Directions >> Check each line of the records below and collect those that include the word "true".

☆ ☆ ☆

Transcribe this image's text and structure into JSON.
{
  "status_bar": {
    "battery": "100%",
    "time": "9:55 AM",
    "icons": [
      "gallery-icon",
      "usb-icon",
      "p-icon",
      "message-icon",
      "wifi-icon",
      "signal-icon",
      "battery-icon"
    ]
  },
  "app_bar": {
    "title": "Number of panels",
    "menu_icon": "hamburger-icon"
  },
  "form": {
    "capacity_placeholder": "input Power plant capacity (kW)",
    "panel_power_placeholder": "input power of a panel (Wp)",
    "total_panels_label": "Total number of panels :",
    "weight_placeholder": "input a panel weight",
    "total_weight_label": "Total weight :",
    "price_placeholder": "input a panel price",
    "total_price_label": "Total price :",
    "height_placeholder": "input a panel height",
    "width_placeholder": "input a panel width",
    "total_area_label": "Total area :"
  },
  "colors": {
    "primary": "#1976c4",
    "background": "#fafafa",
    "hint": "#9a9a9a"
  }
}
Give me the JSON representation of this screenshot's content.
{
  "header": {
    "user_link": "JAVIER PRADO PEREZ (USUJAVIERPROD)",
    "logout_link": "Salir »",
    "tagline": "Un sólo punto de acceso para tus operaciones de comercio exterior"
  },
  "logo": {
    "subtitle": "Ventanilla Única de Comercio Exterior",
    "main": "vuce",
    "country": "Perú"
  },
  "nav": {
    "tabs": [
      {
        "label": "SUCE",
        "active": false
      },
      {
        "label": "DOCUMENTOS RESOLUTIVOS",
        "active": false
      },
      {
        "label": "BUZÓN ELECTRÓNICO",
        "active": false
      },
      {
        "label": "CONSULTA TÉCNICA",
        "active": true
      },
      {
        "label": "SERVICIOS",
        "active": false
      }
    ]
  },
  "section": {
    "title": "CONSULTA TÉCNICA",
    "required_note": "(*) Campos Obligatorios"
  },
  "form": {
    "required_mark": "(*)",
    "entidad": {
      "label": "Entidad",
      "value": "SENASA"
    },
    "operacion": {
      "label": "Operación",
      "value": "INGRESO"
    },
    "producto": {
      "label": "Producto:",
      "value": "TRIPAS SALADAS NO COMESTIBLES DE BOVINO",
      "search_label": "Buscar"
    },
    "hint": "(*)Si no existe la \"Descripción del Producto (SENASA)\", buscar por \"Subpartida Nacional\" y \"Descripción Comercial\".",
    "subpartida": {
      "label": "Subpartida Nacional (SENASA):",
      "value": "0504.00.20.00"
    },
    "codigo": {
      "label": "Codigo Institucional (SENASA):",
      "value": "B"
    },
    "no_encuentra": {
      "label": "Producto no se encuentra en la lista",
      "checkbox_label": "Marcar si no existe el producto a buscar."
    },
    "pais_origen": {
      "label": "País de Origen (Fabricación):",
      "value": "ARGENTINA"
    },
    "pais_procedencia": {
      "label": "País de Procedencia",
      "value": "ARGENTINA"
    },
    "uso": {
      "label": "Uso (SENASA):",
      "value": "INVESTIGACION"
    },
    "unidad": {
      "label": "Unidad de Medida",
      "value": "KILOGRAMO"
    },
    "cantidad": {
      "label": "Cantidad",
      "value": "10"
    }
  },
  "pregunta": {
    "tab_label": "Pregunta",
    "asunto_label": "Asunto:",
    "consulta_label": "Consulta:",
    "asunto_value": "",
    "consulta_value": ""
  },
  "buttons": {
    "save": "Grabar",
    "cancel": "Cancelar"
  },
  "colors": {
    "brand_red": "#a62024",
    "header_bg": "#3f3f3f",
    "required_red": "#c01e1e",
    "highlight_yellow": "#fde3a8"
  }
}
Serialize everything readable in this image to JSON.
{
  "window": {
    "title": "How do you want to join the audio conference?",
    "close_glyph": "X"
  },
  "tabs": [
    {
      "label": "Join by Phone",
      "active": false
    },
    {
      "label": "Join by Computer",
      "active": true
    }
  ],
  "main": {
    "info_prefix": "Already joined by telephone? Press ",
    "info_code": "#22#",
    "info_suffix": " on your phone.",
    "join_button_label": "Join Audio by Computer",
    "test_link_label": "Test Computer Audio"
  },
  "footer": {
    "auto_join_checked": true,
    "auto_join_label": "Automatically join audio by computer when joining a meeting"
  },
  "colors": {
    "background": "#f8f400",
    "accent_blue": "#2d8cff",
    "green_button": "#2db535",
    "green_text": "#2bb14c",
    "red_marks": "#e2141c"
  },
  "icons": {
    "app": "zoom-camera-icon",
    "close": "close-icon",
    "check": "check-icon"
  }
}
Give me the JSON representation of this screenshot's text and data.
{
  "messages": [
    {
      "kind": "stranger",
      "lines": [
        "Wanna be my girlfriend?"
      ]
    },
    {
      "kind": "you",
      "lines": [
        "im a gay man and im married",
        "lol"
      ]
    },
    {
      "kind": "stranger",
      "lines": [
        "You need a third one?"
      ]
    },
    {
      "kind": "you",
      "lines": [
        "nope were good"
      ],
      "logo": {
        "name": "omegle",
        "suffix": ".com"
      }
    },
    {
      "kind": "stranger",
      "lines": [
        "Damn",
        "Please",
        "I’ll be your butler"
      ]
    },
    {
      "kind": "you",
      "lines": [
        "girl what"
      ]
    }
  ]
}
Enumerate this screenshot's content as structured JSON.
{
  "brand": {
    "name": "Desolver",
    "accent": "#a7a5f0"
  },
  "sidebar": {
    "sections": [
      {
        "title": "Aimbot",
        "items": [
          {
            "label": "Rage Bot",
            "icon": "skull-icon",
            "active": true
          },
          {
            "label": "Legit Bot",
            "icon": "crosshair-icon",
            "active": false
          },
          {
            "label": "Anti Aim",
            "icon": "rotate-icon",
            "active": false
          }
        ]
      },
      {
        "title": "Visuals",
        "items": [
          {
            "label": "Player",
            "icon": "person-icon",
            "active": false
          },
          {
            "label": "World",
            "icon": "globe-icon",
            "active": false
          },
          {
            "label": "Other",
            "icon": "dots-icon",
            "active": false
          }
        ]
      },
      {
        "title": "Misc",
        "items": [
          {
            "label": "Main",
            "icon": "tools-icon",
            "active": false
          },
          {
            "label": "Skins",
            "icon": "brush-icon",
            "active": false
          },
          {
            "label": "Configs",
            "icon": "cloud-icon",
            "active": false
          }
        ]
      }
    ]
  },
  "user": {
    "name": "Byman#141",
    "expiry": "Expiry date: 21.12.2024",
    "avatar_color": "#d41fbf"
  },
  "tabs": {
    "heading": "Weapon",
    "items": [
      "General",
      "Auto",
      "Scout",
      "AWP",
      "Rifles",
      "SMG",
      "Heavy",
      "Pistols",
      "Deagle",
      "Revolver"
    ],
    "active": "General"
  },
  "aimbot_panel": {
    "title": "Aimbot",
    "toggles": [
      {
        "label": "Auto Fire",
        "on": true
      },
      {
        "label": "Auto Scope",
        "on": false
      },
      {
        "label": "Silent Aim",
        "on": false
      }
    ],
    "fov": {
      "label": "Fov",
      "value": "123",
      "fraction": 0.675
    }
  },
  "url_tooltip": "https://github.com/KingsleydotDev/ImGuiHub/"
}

☆ ☆ ☆

Final answer >>
        "active": true
      "active": true
    "auto_join_checked": true,
            "active": true
        "on": true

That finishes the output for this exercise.